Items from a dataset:

========

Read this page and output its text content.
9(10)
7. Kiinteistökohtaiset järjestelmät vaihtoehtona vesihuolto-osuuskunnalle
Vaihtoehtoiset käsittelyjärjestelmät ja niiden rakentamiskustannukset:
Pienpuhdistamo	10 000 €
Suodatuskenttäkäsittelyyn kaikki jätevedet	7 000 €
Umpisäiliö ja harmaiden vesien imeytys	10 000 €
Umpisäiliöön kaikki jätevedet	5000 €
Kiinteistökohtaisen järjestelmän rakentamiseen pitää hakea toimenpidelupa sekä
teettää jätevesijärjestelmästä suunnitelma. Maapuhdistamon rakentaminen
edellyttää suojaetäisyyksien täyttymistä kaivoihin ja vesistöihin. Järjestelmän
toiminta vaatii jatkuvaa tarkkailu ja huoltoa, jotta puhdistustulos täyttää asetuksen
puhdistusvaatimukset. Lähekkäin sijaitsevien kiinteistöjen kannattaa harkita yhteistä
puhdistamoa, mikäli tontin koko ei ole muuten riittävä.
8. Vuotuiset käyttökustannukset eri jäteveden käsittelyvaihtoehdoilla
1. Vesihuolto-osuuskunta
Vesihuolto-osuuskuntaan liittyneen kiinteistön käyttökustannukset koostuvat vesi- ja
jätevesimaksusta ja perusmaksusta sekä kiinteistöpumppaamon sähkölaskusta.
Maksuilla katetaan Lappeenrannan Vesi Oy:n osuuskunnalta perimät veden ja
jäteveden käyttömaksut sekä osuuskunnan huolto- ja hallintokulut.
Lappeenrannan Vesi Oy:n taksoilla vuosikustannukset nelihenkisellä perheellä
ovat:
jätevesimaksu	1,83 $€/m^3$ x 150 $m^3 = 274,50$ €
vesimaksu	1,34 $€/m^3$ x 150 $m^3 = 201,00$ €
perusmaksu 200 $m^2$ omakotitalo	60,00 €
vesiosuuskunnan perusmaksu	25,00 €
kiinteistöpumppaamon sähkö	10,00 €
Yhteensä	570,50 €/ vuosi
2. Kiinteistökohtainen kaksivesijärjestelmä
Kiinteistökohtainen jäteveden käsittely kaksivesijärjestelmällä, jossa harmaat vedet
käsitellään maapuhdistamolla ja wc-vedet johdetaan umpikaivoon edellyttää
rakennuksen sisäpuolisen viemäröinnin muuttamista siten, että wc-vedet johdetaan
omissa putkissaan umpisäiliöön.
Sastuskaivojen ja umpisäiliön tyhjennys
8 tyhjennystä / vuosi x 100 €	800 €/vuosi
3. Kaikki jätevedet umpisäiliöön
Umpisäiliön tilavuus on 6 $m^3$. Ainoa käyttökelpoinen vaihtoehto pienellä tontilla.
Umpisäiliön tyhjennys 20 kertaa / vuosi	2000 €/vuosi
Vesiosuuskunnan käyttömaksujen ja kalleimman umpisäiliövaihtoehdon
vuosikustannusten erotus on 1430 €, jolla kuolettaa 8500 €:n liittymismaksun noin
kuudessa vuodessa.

========

§ **Work to complete**:
Exactly reproduce every line found in the records.

§ **Written response**:
Read this page and output its text content.
9(10)
7. Kiinteistökohtaiset järjestelmät vaihtoehtona vesihuolto-osuuskunnalle
Vaihtoehtoiset käsittelyjärjestelmät ja niiden rakentamiskustannukset:
Pienpuhdistamo	10 000 €
Suodatuskenttäkäsittelyyn kaikki jätevedet	7 000 €
Umpisäiliö ja harmaiden vesien imeytys	10 000 €
Umpisäiliöön kaikki jätevedet	5000 €
Kiinteistökohtaisen järjestelmän rakentamiseen pitää hakea toimenpidelupa sekä
teettää jätevesijärjestelmästä suunnitelma. Maapuhdistamon rakentaminen
edellyttää suojaetäisyyksien täyttymistä kaivoihin ja vesistöihin. Järjestelmän
toiminta vaatii jatkuvaa tarkkailu ja huoltoa, jotta puhdistustulos täyttää asetuksen
puhdistusvaatimukset. Lähekkäin sijaitsevien kiinteistöjen kannattaa harkita yhteistä
puhdistamoa, mikäli tontin koko ei ole muuten riittävä.
8. Vuotuiset käyttökustannukset eri jäteveden käsittelyvaihtoehdoilla
1. Vesihuolto-osuuskunta
Vesihuolto-osuuskuntaan liittyneen kiinteistön käyttökustannukset koostuvat vesi- ja
jätevesimaksusta ja perusmaksusta sekä kiinteistöpumppaamon sähkölaskusta.
Maksuilla katetaan Lappeenrannan Vesi Oy:n osuuskunnalta perimät veden ja
jäteveden käyttömaksut sekä osuuskunnan huolto- ja hallintokulut.
Lappeenrannan Vesi Oy:n taksoilla vuosikustannukset nelihenkisellä perheellä
ovat:
jätevesimaksu	1,83 $€/m^3$ x 150 $m^3 = 274,50$ €
vesimaksu	1,34 $€/m^3$ x 150 $m^3 = 201,00$ €
perusmaksu 200 $m^2$ omakotitalo	60,00 €
vesiosuuskunnan perusmaksu	25,00 €
kiinteistöpumppaamon sähkö	10,00 €
Yhteensä	570,50 €/ vuosi
2. Kiinteistökohtainen kaksivesijärjestelmä
Kiinteistökohtainen jäteveden käsittely kaksivesijärjestelmällä, jossa harmaat vedet
käsitellään maapuhdistamolla ja wc-vedet johdetaan umpikaivoon edellyttää
rakennuksen sisäpuolisen viemäröinnin muuttamista siten, että wc-vedet johdetaan
omissa putkissaan umpisäiliöön.
Sastuskaivojen ja umpisäiliön tyhjennys
8 tyhjennystä / vuosi x 100 €	800 €/vuosi
3. Kaikki jätevedet umpisäiliöön
Umpisäiliön tilavuus on 6 $m^3$. Ainoa käyttökelpoinen vaihtoehto pienellä tontilla.
Umpisäiliön tyhjennys 20 kertaa / vuosi	2000 €/vuosi
Vesiosuuskunnan käyttömaksujen ja kalleimman umpisäiliövaihtoehdon
vuosikustannusten erotus on 1430 €, jolla kuolettaa 8500 €:n liittymismaksun noin
kuudessa vuodessa.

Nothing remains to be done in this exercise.